-- START TASK DATA --

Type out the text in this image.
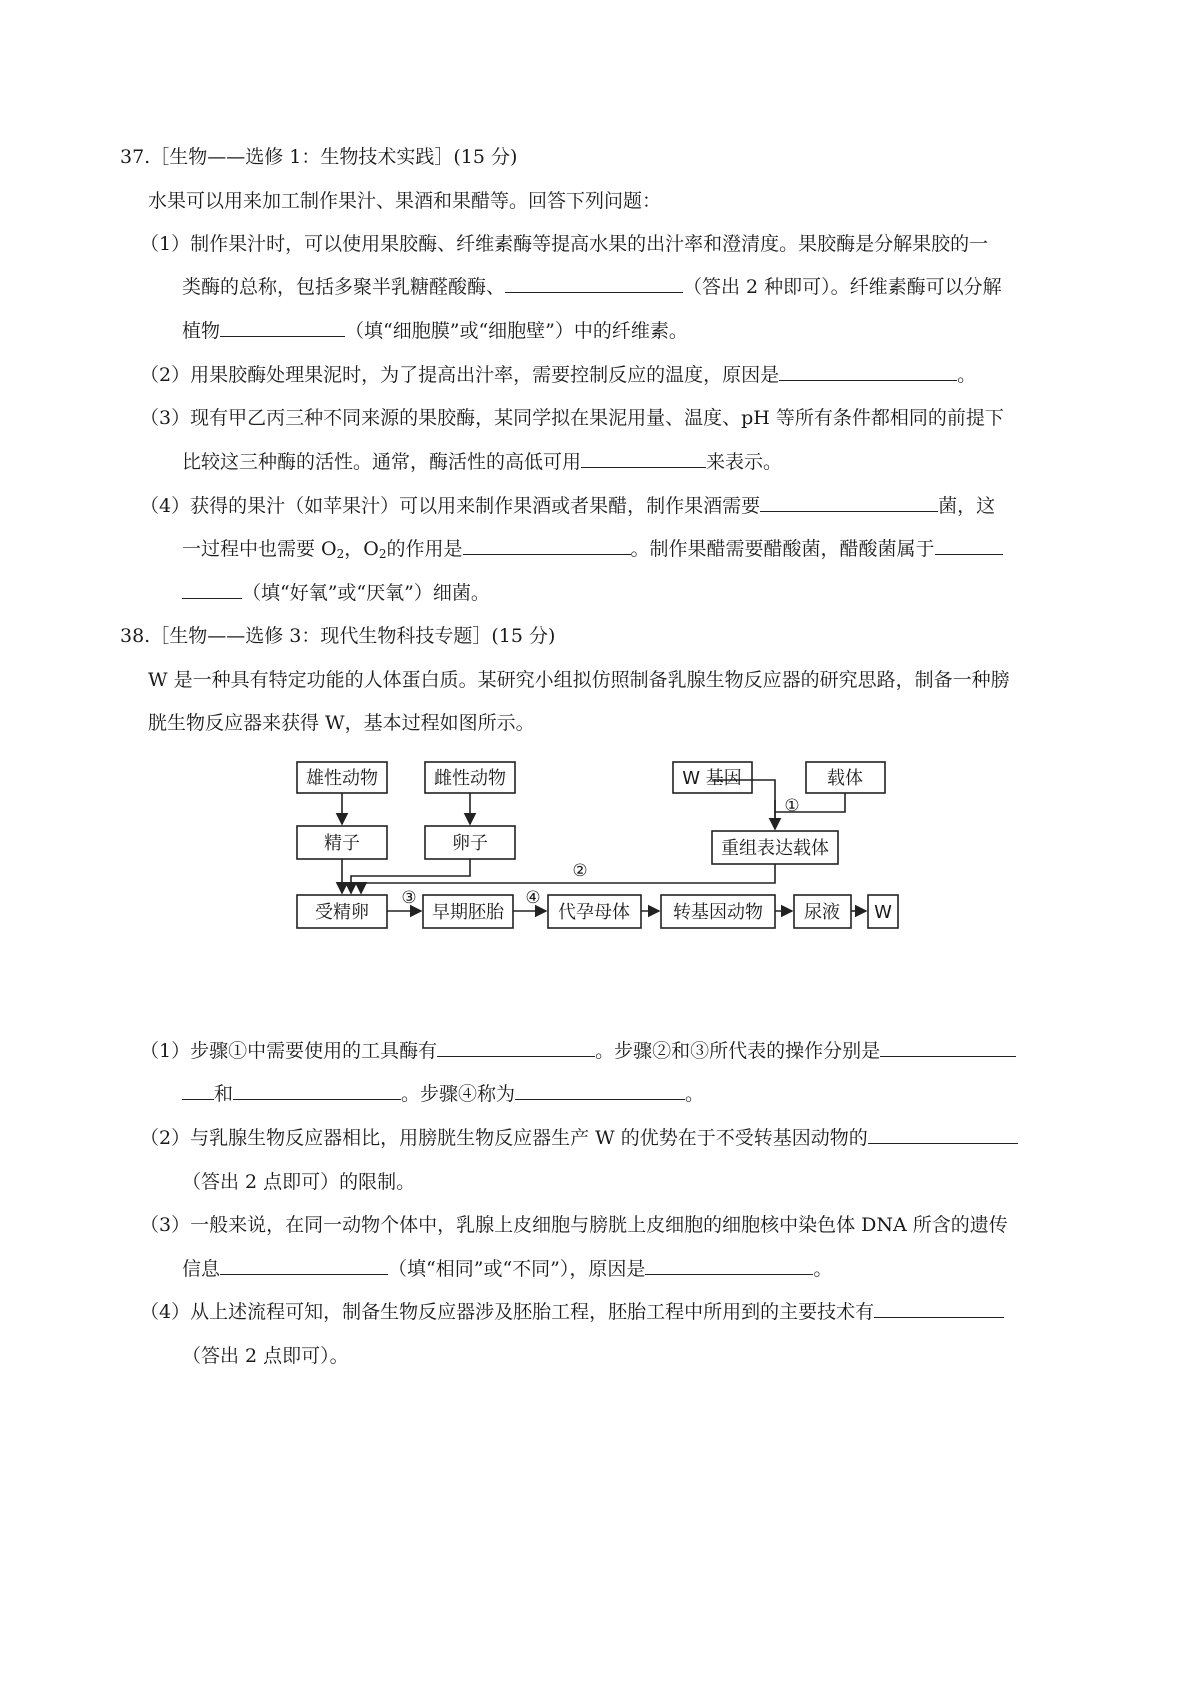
37.［生物——选修 1：生物技术实践］(15 分)
水果可以用来加工制作果汁、果酒和果醋等。回答下列问题：
（1）制作果汁时，可以使用果胶酶、纤维素酶等提高水果的出汁率和澄清度。果胶酶是分解果胶的一
类酶的总称，包括多聚半乳糖醛酸酶、	（答出 2 种即可）。纤维素酶可以分解
植物	（填“细胞膜”或“细胞壁”）中的纤维素。
（2）用果胶酶处理果泥时，为了提高出汁率，需要控制反应的温度，原因是	。
（3）现有甲乙丙三种不同来源的果胶酶，某同学拟在果泥用量、温度、pH 等所有条件都相同的前提下
比较这三种酶的活性。通常，酶活性的高低可用	来表示。
（4）获得的果汁（如苹果汁）可以用来制作果酒或者果醋，制作果酒需要	菌，这
一过程中也需要 $O_2$，$O_2$的作用是	。制作果醋需要醋酸菌，醋酸菌属于
（填“好氧”或“厌氧”）细菌。
38.［生物——选修 3：现代生物科技专题］(15 分)
W 是一种具有特定功能的人体蛋白质。某研究小组拟仿照制备乳腺生物反应器的研究思路，制备一种膀
胱生物反应器来获得 W，基本过程如图所示。
雄性动物	雌性动物
精子	卵子
W 基因	载体
重组表达载体
受精卵	早期胚胎	代孕母体 转基因动物 尿液 W
①
②
③	④
（1）步骤①中需要使用的工具酶有	。步骤②和③所代表的操作分别是
和	。步骤④称为	。
（2）与乳腺生物反应器相比，用膀胱生物反应器生产 W 的优势在于不受转基因动物的
（答出 2 点即可）的限制。
（3）一般来说，在同一动物个体中，乳腺上皮细胞与膀胱上皮细胞的细胞核中染色体 DNA 所含的遗传
信息	（填“相同”或“不同”），原因是	。
（4）从上述流程可知，制备生物反应器涉及胚胎工程，胚胎工程中所用到的主要技术有
（答出 2 点即可）。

-- END TASK DATA --

- **BRIEF**:
Repeat all the records above exactly, leaving out any pictures.

- **ANSWER FOR THIS EXERCISE**:
Type out the text in this image.
37.［生物——选修 1：生物技术实践］(15 分)
水果可以用来加工制作果汁、果酒和果醋等。回答下列问题：
（1）制作果汁时，可以使用果胶酶、纤维素酶等提高水果的出汁率和澄清度。果胶酶是分解果胶的一
类酶的总称，包括多聚半乳糖醛酸酶、	（答出 2 种即可）。纤维素酶可以分解
植物	（填“细胞膜”或“细胞壁”）中的纤维素。
（2）用果胶酶处理果泥时，为了提高出汁率，需要控制反应的温度，原因是	。
（3）现有甲乙丙三种不同来源的果胶酶，某同学拟在果泥用量、温度、pH 等所有条件都相同的前提下
比较这三种酶的活性。通常，酶活性的高低可用	来表示。
（4）获得的果汁（如苹果汁）可以用来制作果酒或者果醋，制作果酒需要	菌，这
一过程中也需要 $O_2$，$O_2$的作用是	。制作果醋需要醋酸菌，醋酸菌属于
（填“好氧”或“厌氧”）细菌。
38.［生物——选修 3：现代生物科技专题］(15 分)
W 是一种具有特定功能的人体蛋白质。某研究小组拟仿照制备乳腺生物反应器的研究思路，制备一种膀
胱生物反应器来获得 W，基本过程如图所示。
雄性动物	雌性动物
精子	卵子
W 基因	载体
重组表达载体
受精卵	早期胚胎	代孕母体 转基因动物 尿液 W
①
②
③	④
（1）步骤①中需要使用的工具酶有	。步骤②和③所代表的操作分别是
和	。步骤④称为	。
（2）与乳腺生物反应器相比，用膀胱生物反应器生产 W 的优势在于不受转基因动物的
（答出 2 点即可）的限制。
（3）一般来说，在同一动物个体中，乳腺上皮细胞与膀胱上皮细胞的细胞核中染色体 DNA 所含的遗传
信息	（填“相同”或“不同”），原因是	。
（4）从上述流程可知，制备生物反应器涉及胚胎工程，胚胎工程中所用到的主要技术有
（答出 2 点即可）。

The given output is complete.